++++ Supplied data ++++

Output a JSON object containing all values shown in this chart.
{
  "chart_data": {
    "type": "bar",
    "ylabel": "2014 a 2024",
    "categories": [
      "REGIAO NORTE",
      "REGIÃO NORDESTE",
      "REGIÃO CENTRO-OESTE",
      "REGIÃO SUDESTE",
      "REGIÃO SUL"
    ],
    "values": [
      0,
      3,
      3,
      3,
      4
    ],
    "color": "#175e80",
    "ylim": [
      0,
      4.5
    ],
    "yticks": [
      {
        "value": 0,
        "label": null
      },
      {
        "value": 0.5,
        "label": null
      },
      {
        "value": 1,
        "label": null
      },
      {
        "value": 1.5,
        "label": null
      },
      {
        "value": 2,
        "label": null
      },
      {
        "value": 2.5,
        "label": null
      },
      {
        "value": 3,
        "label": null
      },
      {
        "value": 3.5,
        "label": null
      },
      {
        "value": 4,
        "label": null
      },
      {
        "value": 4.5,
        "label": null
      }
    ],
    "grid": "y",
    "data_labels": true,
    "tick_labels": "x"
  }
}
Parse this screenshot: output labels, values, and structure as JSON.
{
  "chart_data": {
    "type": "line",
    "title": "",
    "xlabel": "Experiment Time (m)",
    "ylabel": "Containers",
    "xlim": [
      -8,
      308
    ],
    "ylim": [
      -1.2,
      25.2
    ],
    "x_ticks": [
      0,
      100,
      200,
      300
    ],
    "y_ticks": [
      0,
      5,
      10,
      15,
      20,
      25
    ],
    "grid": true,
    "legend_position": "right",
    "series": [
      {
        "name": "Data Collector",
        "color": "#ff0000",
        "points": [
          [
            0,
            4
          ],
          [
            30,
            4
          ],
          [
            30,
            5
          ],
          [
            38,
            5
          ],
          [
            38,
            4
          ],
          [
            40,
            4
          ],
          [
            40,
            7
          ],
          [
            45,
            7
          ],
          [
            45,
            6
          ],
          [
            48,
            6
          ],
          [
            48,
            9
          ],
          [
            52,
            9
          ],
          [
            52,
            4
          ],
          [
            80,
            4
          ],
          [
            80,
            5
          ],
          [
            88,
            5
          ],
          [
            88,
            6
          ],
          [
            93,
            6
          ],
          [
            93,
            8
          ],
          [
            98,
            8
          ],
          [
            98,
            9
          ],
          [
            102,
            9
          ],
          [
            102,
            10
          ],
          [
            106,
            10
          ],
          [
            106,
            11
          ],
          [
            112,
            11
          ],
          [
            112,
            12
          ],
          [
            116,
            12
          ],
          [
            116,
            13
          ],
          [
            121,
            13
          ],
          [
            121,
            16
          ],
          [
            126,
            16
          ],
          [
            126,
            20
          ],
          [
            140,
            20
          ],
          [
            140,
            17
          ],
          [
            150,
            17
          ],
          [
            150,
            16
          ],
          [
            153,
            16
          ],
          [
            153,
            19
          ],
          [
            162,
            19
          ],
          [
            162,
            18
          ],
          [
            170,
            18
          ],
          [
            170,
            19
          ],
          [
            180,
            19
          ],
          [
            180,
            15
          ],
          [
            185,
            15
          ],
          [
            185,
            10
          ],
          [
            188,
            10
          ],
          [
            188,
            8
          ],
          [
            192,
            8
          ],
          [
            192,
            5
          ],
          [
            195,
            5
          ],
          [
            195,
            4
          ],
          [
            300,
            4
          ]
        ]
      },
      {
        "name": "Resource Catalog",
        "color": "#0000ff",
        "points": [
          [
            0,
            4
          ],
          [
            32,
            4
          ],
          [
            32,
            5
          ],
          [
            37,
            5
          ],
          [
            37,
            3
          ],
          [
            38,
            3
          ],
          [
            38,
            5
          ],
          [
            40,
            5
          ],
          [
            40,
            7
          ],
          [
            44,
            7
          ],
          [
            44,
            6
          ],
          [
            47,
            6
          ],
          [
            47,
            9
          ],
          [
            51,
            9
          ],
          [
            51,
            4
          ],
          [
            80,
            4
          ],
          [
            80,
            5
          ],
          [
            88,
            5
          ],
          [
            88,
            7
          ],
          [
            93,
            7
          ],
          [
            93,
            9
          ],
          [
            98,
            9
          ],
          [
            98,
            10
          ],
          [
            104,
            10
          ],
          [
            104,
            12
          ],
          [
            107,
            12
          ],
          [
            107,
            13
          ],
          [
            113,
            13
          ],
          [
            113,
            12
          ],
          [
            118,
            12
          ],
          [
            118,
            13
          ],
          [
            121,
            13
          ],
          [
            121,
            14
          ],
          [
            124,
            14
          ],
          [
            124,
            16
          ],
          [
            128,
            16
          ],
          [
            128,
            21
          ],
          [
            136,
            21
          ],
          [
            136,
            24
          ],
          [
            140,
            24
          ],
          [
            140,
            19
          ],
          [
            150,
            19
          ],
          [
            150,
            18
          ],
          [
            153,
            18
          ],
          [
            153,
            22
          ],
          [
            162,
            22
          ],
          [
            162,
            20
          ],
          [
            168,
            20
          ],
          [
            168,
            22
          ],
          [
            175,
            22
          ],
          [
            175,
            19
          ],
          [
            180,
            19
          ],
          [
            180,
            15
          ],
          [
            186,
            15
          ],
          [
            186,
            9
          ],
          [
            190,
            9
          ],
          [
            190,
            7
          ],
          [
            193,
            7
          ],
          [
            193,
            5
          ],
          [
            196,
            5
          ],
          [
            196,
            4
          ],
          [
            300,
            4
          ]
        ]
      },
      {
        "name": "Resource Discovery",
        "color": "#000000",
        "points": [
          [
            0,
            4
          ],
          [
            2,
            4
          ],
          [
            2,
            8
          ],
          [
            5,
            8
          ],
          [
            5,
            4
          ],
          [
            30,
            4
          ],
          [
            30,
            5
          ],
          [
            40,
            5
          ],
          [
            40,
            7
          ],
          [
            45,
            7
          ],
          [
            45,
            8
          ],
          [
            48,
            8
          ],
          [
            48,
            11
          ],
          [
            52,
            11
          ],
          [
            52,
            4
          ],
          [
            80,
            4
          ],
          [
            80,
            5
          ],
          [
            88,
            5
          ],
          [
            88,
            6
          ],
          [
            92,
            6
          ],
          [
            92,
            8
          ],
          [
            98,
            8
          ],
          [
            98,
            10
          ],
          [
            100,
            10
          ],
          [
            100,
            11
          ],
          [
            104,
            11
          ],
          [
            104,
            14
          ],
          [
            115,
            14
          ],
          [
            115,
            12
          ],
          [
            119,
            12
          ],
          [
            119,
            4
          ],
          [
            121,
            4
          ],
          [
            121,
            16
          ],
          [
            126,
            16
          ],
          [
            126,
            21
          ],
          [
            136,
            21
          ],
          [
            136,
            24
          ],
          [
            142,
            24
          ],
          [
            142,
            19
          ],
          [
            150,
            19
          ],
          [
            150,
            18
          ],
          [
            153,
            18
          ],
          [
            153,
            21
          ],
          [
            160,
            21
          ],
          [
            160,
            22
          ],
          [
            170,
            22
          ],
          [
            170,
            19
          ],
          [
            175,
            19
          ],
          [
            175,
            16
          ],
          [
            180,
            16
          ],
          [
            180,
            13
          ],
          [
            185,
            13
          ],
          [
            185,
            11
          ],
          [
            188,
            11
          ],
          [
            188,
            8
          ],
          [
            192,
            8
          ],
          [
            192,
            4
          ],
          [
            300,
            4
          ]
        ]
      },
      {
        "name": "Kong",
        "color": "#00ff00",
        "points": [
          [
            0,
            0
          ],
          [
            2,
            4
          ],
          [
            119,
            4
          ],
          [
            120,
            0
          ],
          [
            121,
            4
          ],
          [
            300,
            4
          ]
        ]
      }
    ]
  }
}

++++

> [Aim of the exercise]
Take the listing above and set it down exactly.

> [Task solution]
Output a JSON object containing all values shown in this chart.
{
  "chart_data": {
    "type": "bar",
    "ylabel": "2014 a 2024",
    "categories": [
      "REGIAO NORTE",
      "REGIÃO NORDESTE",
      "REGIÃO CENTRO-OESTE",
      "REGIÃO SUDESTE",
      "REGIÃO SUL"
    ],
    "values": [
      0,
      3,
      3,
      3,
      4
    ],
    "color": "#175e80",
    "ylim": [
      0,
      4.5
    ],
    "yticks": [
      {
        "value": 0,
        "label": null
      },
      {
        "value": 0.5,
        "label": null
      },
      {
        "value": 1,
        "label": null
      },
      {
        "value": 1.5,
        "label": null
      },
      {
        "value": 2,
        "label": null
      },
      {
        "value": 2.5,
        "label": null
      },
      {
        "value": 3,
        "label": null
      },
      {
        "value": 3.5,
        "label": null
      },
      {
        "value": 4,
        "label": null
      },
      {
        "value": 4.5,
        "label": null
      }
    ],
    "grid": "y",
    "data_labels": true,
    "tick_labels": "x"
  }
}
Parse this screenshot: output labels, values, and structure as JSON.
{
  "chart_data": {
    "type": "line",
    "title": "",
    "xlabel": "Experiment Time (m)",
    "ylabel": "Containers",
    "xlim": [
      -8,
      308
    ],
    "ylim": [
      -1.2,
      25.2
    ],
    "x_ticks": [
      0,
      100,
      200,
      300
    ],
    "y_ticks": [
      0,
      5,
      10,
      15,
      20,
      25
    ],
    "grid": true,
    "legend_position": "right",
    "series": [
      {
        "name": "Data Collector",
        "color": "#ff0000",
        "points": [
          [
            0,
            4
          ],
          [
            30,
            4
          ],
          [
            30,
            5
          ],
          [
            38,
            5
          ],
          [
            38,
            4
          ],
          [
            40,
            4
          ],
          [
            40,
            7
          ],
          [
            45,
            7
          ],
          [
            45,
            6
          ],
          [
            48,
            6
          ],
          [
            48,
            9
          ],
          [
            52,
            9
          ],
          [
            52,
            4
          ],
          [
            80,
            4
          ],
          [
            80,
            5
          ],
          [
            88,
            5
          ],
          [
            88,
            6
          ],
          [
            93,
            6
          ],
          [
            93,
            8
          ],
          [
            98,
            8
          ],
          [
            98,
            9
          ],
          [
            102,
            9
          ],
          [
            102,
            10
          ],
          [
            106,
            10
          ],
          [
            106,
            11
          ],
          [
            112,
            11
          ],
          [
            112,
            12
          ],
          [
            116,
            12
          ],
          [
            116,
            13
          ],
          [
            121,
            13
          ],
          [
            121,
            16
          ],
          [
            126,
            16
          ],
          [
            126,
            20
          ],
          [
            140,
            20
          ],
          [
            140,
            17
          ],
          [
            150,
            17
          ],
          [
            150,
            16
          ],
          [
            153,
            16
          ],
          [
            153,
            19
          ],
          [
            162,
            19
          ],
          [
            162,
            18
          ],
          [
            170,
            18
          ],
          [
            170,
            19
          ],
          [
            180,
            19
          ],
          [
            180,
            15
          ],
          [
            185,
            15
          ],
          [
            185,
            10
          ],
          [
            188,
            10
          ],
          [
            188,
            8
          ],
          [
            192,
            8
          ],
          [
            192,
            5
          ],
          [
            195,
            5
          ],
          [
            195,
            4
          ],
          [
            300,
            4
          ]
        ]
      },
      {
        "name": "Resource Catalog",
        "color": "#0000ff",
        "points": [
          [
            0,
            4
          ],
          [
            32,
            4
          ],
          [
            32,
            5
          ],
          [
            37,
            5
          ],
          [
            37,
            3
          ],
          [
            38,
            3
          ],
          [
            38,
            5
          ],
          [
            40,
            5
          ],
          [
            40,
            7
          ],
          [
            44,
            7
          ],
          [
            44,
            6
          ],
          [
            47,
            6
          ],
          [
            47,
            9
          ],
          [
            51,
            9
          ],
          [
            51,
            4
          ],
          [
            80,
            4
          ],
          [
            80,
            5
          ],
          [
            88,
            5
          ],
          [
            88,
            7
          ],
          [
            93,
            7
          ],
          [
            93,
            9
          ],
          [
            98,
            9
          ],
          [
            98,
            10
          ],
          [
            104,
            10
          ],
          [
            104,
            12
          ],
          [
            107,
            12
          ],
          [
            107,
            13
          ],
          [
            113,
            13
          ],
          [
            113,
            12
          ],
          [
            118,
            12
          ],
          [
            118,
            13
          ],
          [
            121,
            13
          ],
          [
            121,
            14
          ],
          [
            124,
            14
          ],
          [
            124,
            16
          ],
          [
            128,
            16
          ],
          [
            128,
            21
          ],
          [
            136,
            21
          ],
          [
            136,
            24
          ],
          [
            140,
            24
          ],
          [
            140,
            19
          ],
          [
            150,
            19
          ],
          [
            150,
            18
          ],
          [
            153,
            18
          ],
          [
            153,
            22
          ],
          [
            162,
            22
          ],
          [
            162,
            20
          ],
          [
            168,
            20
          ],
          [
            168,
            22
          ],
          [
            175,
            22
          ],
          [
            175,
            19
          ],
          [
            180,
            19
          ],
          [
            180,
            15
          ],
          [
            186,
            15
          ],
          [
            186,
            9
          ],
          [
            190,
            9
          ],
          [
            190,
            7
          ],
          [
            193,
            7
          ],
          [
            193,
            5
          ],
          [
            196,
            5
          ],
          [
            196,
            4
          ],
          [
            300,
            4
          ]
        ]
      },
      {
        "name": "Resource Discovery",
        "color": "#000000",
        "points": [
          [
            0,
            4
          ],
          [
            2,
            4
          ],
          [
            2,
            8
          ],
          [
            5,
            8
          ],
          [
            5,
            4
          ],
          [
            30,
            4
          ],
          [
            30,
            5
          ],
          [
            40,
            5
          ],
          [
            40,
            7
          ],
          [
            45,
            7
          ],
          [
            45,
            8
          ],
          [
            48,
            8
          ],
          [
            48,
            11
          ],
          [
            52,
            11
          ],
          [
            52,
            4
          ],
          [
            80,
            4
          ],
          [
            80,
            5
          ],
          [
            88,
            5
          ],
          [
            88,
            6
          ],
          [
            92,
            6
          ],
          [
            92,
            8
          ],
          [
            98,
            8
          ],
          [
            98,
            10
          ],
          [
            100,
            10
          ],
          [
            100,
            11
          ],
          [
            104,
            11
          ],
          [
            104,
            14
          ],
          [
            115,
            14
          ],
          [
            115,
            12
          ],
          [
            119,
            12
          ],
          [
            119,
            4
          ],
          [
            121,
            4
          ],
          [
            121,
            16
          ],
          [
            126,
            16
          ],
          [
            126,
            21
          ],
          [
            136,
            21
          ],
          [
            136,
            24
          ],
          [
            142,
            24
          ],
          [
            142,
            19
          ],
          [
            150,
            19
          ],
          [
            150,
            18
          ],
          [
            153,
            18
          ],
          [
            153,
            21
          ],
          [
            160,
            21
          ],
          [
            160,
            22
          ],
          [
            170,
            22
          ],
          [
            170,
            19
          ],
          [
            175,
            19
          ],
          [
            175,
            16
          ],
          [
            180,
            16
          ],
          [
            180,
            13
          ],
          [
            185,
            13
          ],
          [
            185,
            11
          ],
          [
            188,
            11
          ],
          [
            188,
            8
          ],
          [
            192,
            8
          ],
          [
            192,
            4
          ],
          [
            300,
            4
          ]
        ]
      },
      {
        "name": "Kong",
        "color": "#00ff00",
        "points": [
          [
            0,
            0
          ],
          [
            2,
            4
          ],
          [
            119,
            4
          ],
          [
            120,
            0
          ],
          [
            121,
            4
          ],
          [
            300,
            4
          ]
        ]
      }
    ]
  }
}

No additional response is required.